### What you will do
Copy out, from the data, each line containing the string "online".

Records of document pages and text
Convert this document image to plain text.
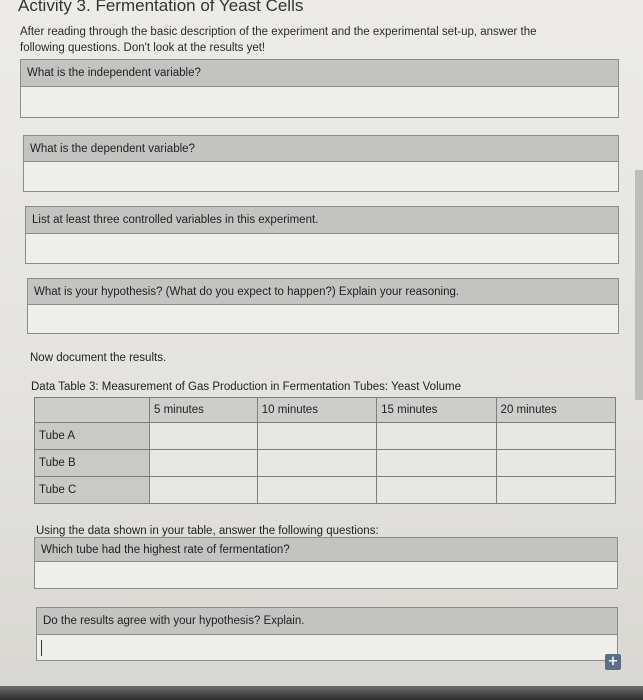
Activity 3. Fermentation of Yeast Cells
After reading through the basic description of the experiment and the experimental set-up, answer the following questions. Don't look at the results yet!
What is the independent variable?
What is the dependent variable?
List at least three controlled variables in this experiment.
What is your hypothesis? (What do you expect to happen?) Explain your reasoning.
Now document the results.
Data Table 3: Measurement of Gas Production in Fermentation Tubes: Yeast Volume
	5 minutes	10 minutes	15 minutes	20 minutes
Tube A				
Tube B				
Tube C				
Using the data shown in your table, answer the following questions:
Which tube had the highest rate of fermentation?
Do the results agree with your hypothesis? Explain.
+
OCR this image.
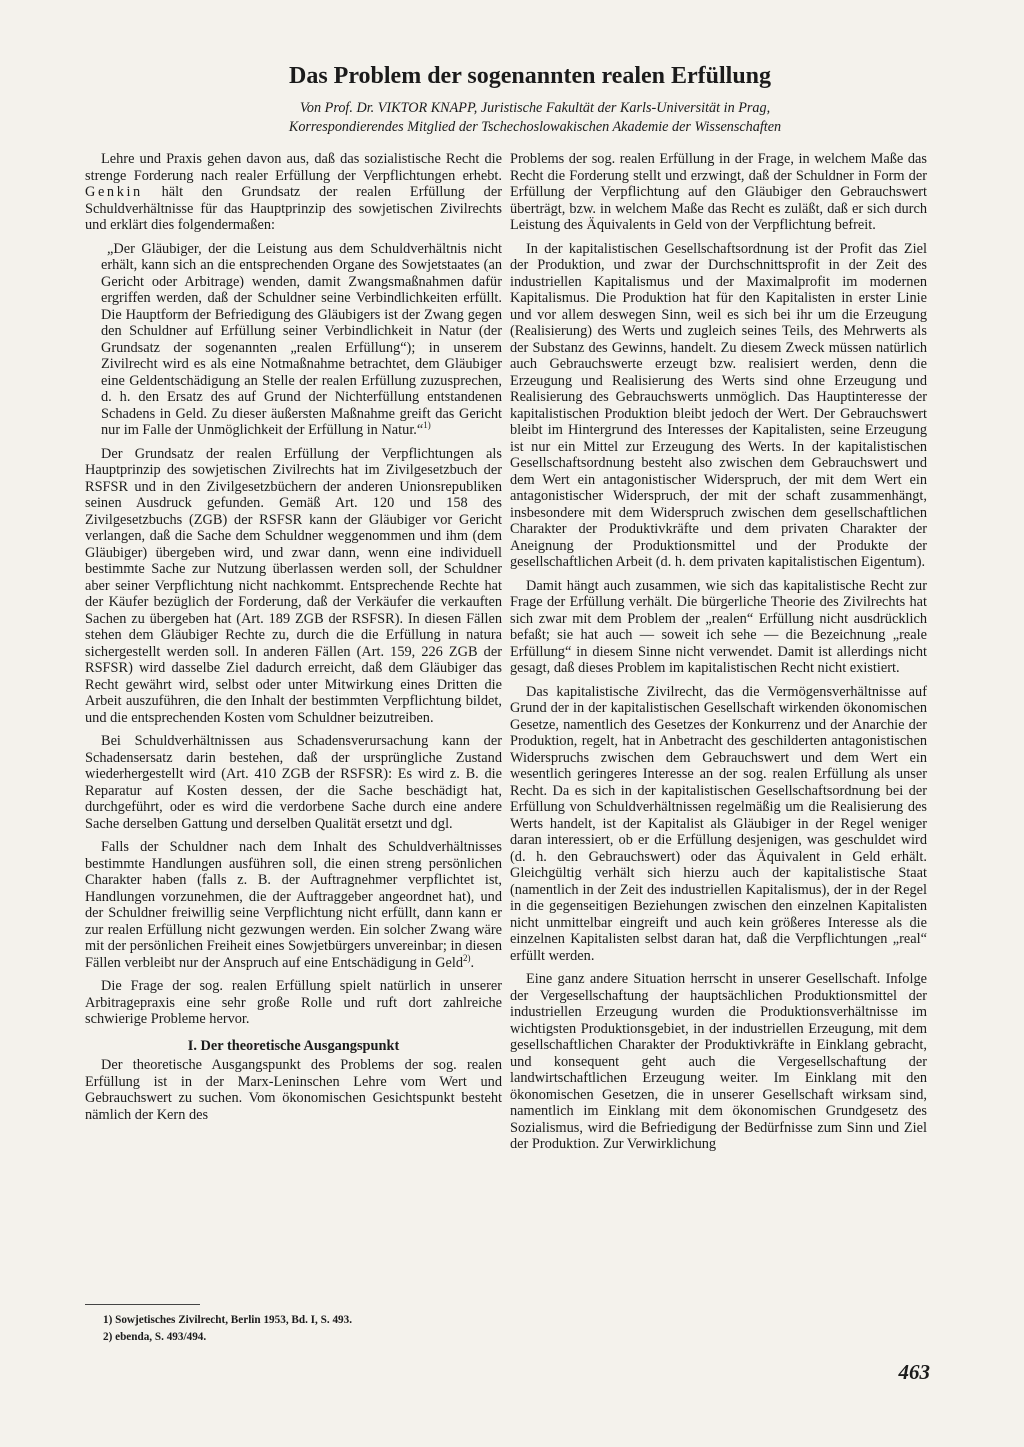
Das Problem der sogenannten realen Erfüllung
Von Prof. Dr. VIKTOR KNAPP, Juristische Fakultät der Karls-Universität in Prag,
Korrespondierendes Mitglied der Tschechoslowakischen Akademie der Wissenschaften

Lehre und Praxis gehen davon aus, daß das sozialistische Recht die strenge Forderung nach realer Erfüllung der Verpflichtungen erhebt. Genkin hält den Grundsatz der realen Erfüllung der Schuldverhältnisse für das Hauptprinzip des sowjetischen Zivilrechts und erklärt dies folgendermaßen:

„Der Gläubiger, der die Leistung aus dem Schuldverhältnis nicht erhält, kann sich an die entsprechenden Organe des Sowjetstaates (an Gericht oder Arbitrage) wenden, damit Zwangsmaßnahmen dafür ergriffen werden, daß der Schuldner seine Verbindlichkeiten erfüllt. Die Hauptform der Befriedigung des Gläubigers ist der Zwang gegen den Schuldner auf Erfüllung seiner Verbindlichkeit in Natur (der Grundsatz der sogenannten „realen Erfüllung“); in unserem Zivilrecht wird es als eine Notmaßnahme betrachtet, dem Gläubiger eine Geldentschädigung an Stelle der realen Erfüllung zuzusprechen, d. h. den Ersatz des auf Grund der Nichterfüllung entstandenen Schadens in Geld. Zu dieser äußersten Maßnahme greift das Gericht nur im Falle der Unmöglichkeit der Erfüllung in Natur.“$^{1)}$

Der Grundsatz der realen Erfüllung der Verpflichtungen als Hauptprinzip des sowjetischen Zivilrechts hat im Zivilgesetzbuch der RSFSR und in den Zivilgesetzbüchern der anderen Unionsrepubliken seinen Ausdruck gefunden. Gemäß Art. 120 und 158 des Zivilgesetzbuchs (ZGB) der RSFSR kann der Gläubiger vor Gericht verlangen, daß die Sache dem Schuldner weggenommen und ihm (dem Gläubiger) übergeben wird, und zwar dann, wenn eine individuell bestimmte Sache zur Nutzung überlassen werden soll, der Schuldner aber seiner Verpflichtung nicht nachkommt. Entsprechende Rechte hat der Käufer bezüglich der Forderung, daß der Verkäufer die verkauften Sachen zu übergeben hat (Art. 189 ZGB der RSFSR). In diesen Fällen stehen dem Gläubiger Rechte zu, durch die die Erfüllung in natura sichergestellt werden soll. In anderen Fällen (Art. 159, 226 ZGB der RSFSR) wird dasselbe Ziel dadurch erreicht, daß dem Gläubiger das Recht gewährt wird, selbst oder unter Mitwirkung eines Dritten die Arbeit auszuführen, die den Inhalt der bestimmten Verpflichtung bildet, und die entsprechenden Kosten vom Schuldner beizutreiben.

Bei Schuldverhältnissen aus Schadensverursachung kann der Schadensersatz darin bestehen, daß der ursprüngliche Zustand wiederhergestellt wird (Art. 410 ZGB der RSFSR): Es wird z. B. die Reparatur auf Kosten dessen, der die Sache beschädigt hat, durchgeführt, oder es wird die verdorbene Sache durch eine andere Sache derselben Gattung und derselben Qualität ersetzt und dgl.

Falls der Schuldner nach dem Inhalt des Schuldverhältnisses bestimmte Handlungen ausführen soll, die einen streng persönlichen Charakter haben (falls z. B. der Auftragnehmer verpflichtet ist, Handlungen vorzunehmen, die der Auftraggeber angeordnet hat), und der Schuldner freiwillig seine Verpflichtung nicht erfüllt, dann kann er zur realen Erfüllung nicht gezwungen werden. Ein solcher Zwang wäre mit der persönlichen Freiheit eines Sowjetbürgers unvereinbar; in diesen Fällen verbleibt nur der Anspruch auf eine Entschädigung in Geld$^{2)}$.

Die Frage der sog. realen Erfüllung spielt natürlich in unserer Arbitragepraxis eine sehr große Rolle und ruft dort zahlreiche schwierige Probleme hervor.

I. Der theoretische Ausgangspunkt

Der theoretische Ausgangspunkt des Problems der sog. realen Erfüllung ist in der Marx-Leninschen Lehre vom Wert und Gebrauchswert zu suchen. Vom ökonomischen Gesichtspunkt besteht nämlich der Kern des

Problems der sog. realen Erfüllung in der Frage, in welchem Maße das Recht die Forderung stellt und erzwingt, daß der Schuldner in Form der Erfüllung der Verpflichtung auf den Gläubiger den Gebrauchswert überträgt, bzw. in welchem Maße das Recht es zuläßt, daß er sich durch Leistung des Äquivalents in Geld von der Verpflichtung befreit.

In der kapitalistischen Gesellschaftsordnung ist der Profit das Ziel der Produktion, und zwar der Durchschnittsprofit in der Zeit des industriellen Kapitalismus und der Maximalprofit im modernen Kapitalismus. Die Produktion hat für den Kapitalisten in erster Linie und vor allem deswegen Sinn, weil es sich bei ihr um die Erzeugung (Realisierung) des Werts und zugleich seines Teils, des Mehrwerts als der Substanz des Gewinns, handelt. Zu diesem Zweck müssen natürlich auch Gebrauchswerte erzeugt bzw. realisiert werden, denn die Erzeugung und Realisierung des Werts sind ohne Erzeugung und Realisierung des Gebrauchswerts unmöglich. Das Hauptinteresse der kapitalistischen Produktion bleibt jedoch der Wert. Der Gebrauchswert bleibt im Hintergrund des Interesses der Kapitalisten, seine Erzeugung ist nur ein Mittel zur Erzeugung des Werts. In der kapitalistischen Gesellschaftsordnung besteht also zwischen dem Gebrauchswert und dem Wert ein antagonistischer Widerspruch, der mit dem Wert ein antagonistischer Widerspruch, der mit der schaft zusammenhängt, insbesondere mit dem Widerspruch zwischen dem gesellschaftlichen Charakter der Produktivkräfte und dem privaten Charakter der Aneignung der Produktionsmittel und der Produkte der gesellschaftlichen Arbeit (d. h. dem privaten kapitalistischen Eigentum).

Damit hängt auch zusammen, wie sich das kapitalistische Recht zur Frage der Erfüllung verhält. Die bürgerliche Theorie des Zivilrechts hat sich zwar mit dem Problem der „realen“ Erfüllung nicht ausdrücklich befaßt; sie hat auch — soweit ich sehe — die Bezeichnung „reale Erfüllung“ in diesem Sinne nicht verwendet. Damit ist allerdings nicht gesagt, daß dieses Problem im kapitalistischen Recht nicht existiert.

Das kapitalistische Zivilrecht, das die Vermögensverhältnisse auf Grund der in der kapitalistischen Gesellschaft wirkenden ökonomischen Gesetze, namentlich des Gesetzes der Konkurrenz und der Anarchie der Produktion, regelt, hat in Anbetracht des geschilderten antagonistischen Widerspruchs zwischen dem Gebrauchswert und dem Wert ein wesentlich geringeres Interesse an der sog. realen Erfüllung als unser Recht. Da es sich in der kapitalistischen Gesellschaftsordnung bei der Erfüllung von Schuldverhältnissen regelmäßig um die Realisierung des Werts handelt, ist der Kapitalist als Gläubiger in der Regel weniger daran interessiert, ob er die Erfüllung desjenigen, was geschuldet wird (d. h. den Gebrauchswert) oder das Äquivalent in Geld erhält. Gleichgültig verhält sich hierzu auch der kapitalistische Staat (namentlich in der Zeit des industriellen Kapitalismus), der in der Regel in die gegenseitigen Beziehungen zwischen den einzelnen Kapitalisten nicht unmittelbar eingreift und auch kein größeres Interesse als die einzelnen Kapitalisten selbst daran hat, daß die Verpflichtungen „real“ erfüllt werden.

Eine ganz andere Situation herrscht in unserer Gesellschaft. Infolge der Vergesellschaftung der hauptsächlichen Produktionsmittel der industriellen Erzeugung wurden die Produktionsverhältnisse im wichtigsten Produktionsgebiet, in der industriellen Erzeugung, mit dem gesellschaftlichen Charakter der Produktivkräfte in Einklang gebracht, und konsequent geht auch die Vergesellschaftung der landwirtschaftlichen Erzeugung weiter. Im Einklang mit den ökonomischen Gesetzen, die in unserer Gesellschaft wirksam sind, namentlich im Einklang mit dem ökonomischen Grundgesetz des Sozialismus, wird die Befriedigung der Bedürfnisse zum Sinn und Ziel der Produktion. Zur Verwirklichung

1) Sowjetisches Zivilrecht, Berlin 1953, Bd. I, S. 493.
2) ebenda, S. 493/494.
463
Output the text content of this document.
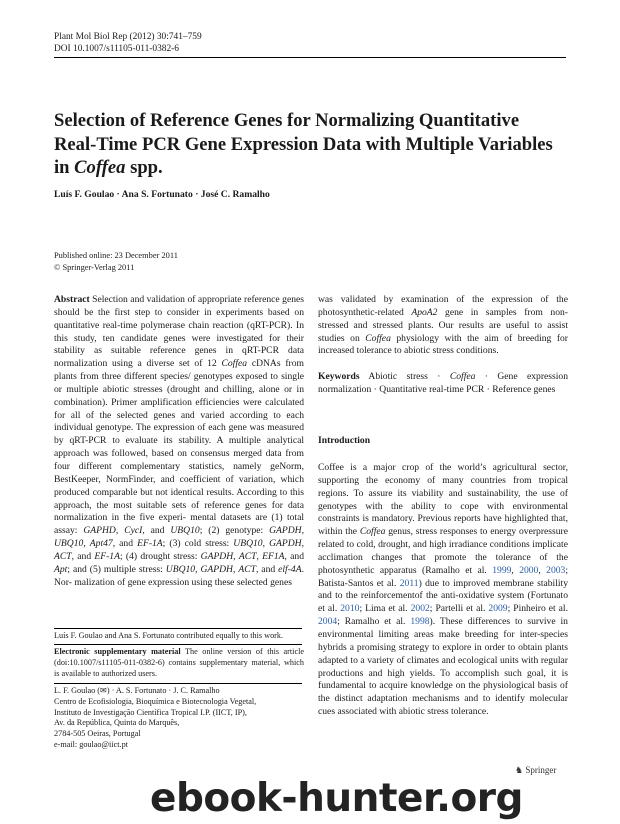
Plant Mol Biol Rep (2012) 30:741–759
DOI 10.1007/s11105-011-0382-6
Selection of Reference Genes for Normalizing Quantitative Real-Time PCR Gene Expression Data with Multiple Variables in Coffea spp.
Luís F. Goulao · Ana S. Fortunato · José C. Ramalho
Published online: 23 December 2011
© Springer-Verlag 2011
Abstract Selection and validation of appropriate reference genes should be the first step to consider in experiments based on quantitative real-time polymerase chain reaction (qRT-PCR). In this study, ten candidate genes were investigated for their stability as suitable reference genes in qRT-PCR data normalization using a diverse set of 12 Coffea cDNAs from plants from three different species/ genotypes exposed to single or multiple abiotic stresses (drought and chilling, alone or in combination). Primer amplification efficiencies were calculated for all of the selected genes and varied according to each individual genotype. The expression of each gene was measured by qRT-PCR to evaluate its stability. A multiple analytical approach was followed, based on consensus merged data from four different complementary statistics, namely geNorm, BestKeeper, NormFinder, and coefficient of variation, which produced comparable but not identical results. According to this approach, the most suitable sets of reference genes for data normalization in the five experi- mental datasets are (1) total assay: GAPHD, CycI, and UBQ10; (2) genotype: GAPDH, UBQ10, Apt47, and EF-1A; (3) cold stress: UBQ10, GAPDH, ACT, and EF-1A; (4) drought stress: GAPDH, ACT, EF1A, and Apt; and (5) multiple stress: UBQ10, GAPDH, ACT, and elf-4A. Nor- malization of gene expression using these selected genes
Luís F. Goulao and Ana S. Fortunato contributed equally to this work.
Electronic supplementary material The online version of this article (doi:10.1007/s11105-011-0382-6) contains supplementary material, which is available to authorized users.
L. F. Goulao (✉) · A. S. Fortunato · J. C. Ramalho
Centro de Ecofisiologia, Bioquímica e Biotecnologia Vegetal,
Instituto de Investigação Científica Tropical I.P. (IICT, IP),
Av. da República, Quinta do Marquês,
2784-505 Oeiras, Portugal
e-mail: goulao@iict.pt
was validated by examination of the expression of the photosynthetic-related ApoA2 gene in samples from non- stressed and stressed plants. Our results are useful to assist studies on Coffea physiology with the aim of breeding for increased tolerance to abiotic stress conditions.
Keywords Abiotic stress · Coffea · Gene expression normalization · Quantitative real-time PCR · Reference genes
Introduction
Coffee is a major crop of the world’s agricultural sector, supporting the economy of many countries from tropical regions. To assure its viability and sustainability, the use of genotypes with the ability to cope with environmental constraints is mandatory. Previous reports have highlighted that, within the Coffea genus, stress responses to energy overpressure related to cold, drought, and high irradiance conditions implicate acclimation changes that promote the tolerance of the photosynthetic apparatus (Ramalho et al. 1999, 2000, 2003; Batista-Santos et al. 2011) due to improved membrane stability and to the reinforcementof the anti-oxidative system (Fortunato et al. 2010; Lima et al. 2002; Partelli et al. 2009; Pinheiro et al. 2004; Ramalho et al. 1998). These differences to survive in environmental limiting areas make breeding for inter-species hybrids a promising strategy to explore in order to obtain plants adapted to a variety of climates and ecological units with regular productions and high yields. To accomplish such goal, it is fundamental to acquire knowledge on the physiological basis of the distinct adaptation mechanisms and to identify molecular cues associated with abiotic stress tolerance.
♞ Springer
ebook-hunter.org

### Solution to this exercise
Published online: 23 December 2011
Electronic supplementary material The online version of this article (doi:10.1007/s11105-011-0382-6) contains supplementary material, which is available to authorized users.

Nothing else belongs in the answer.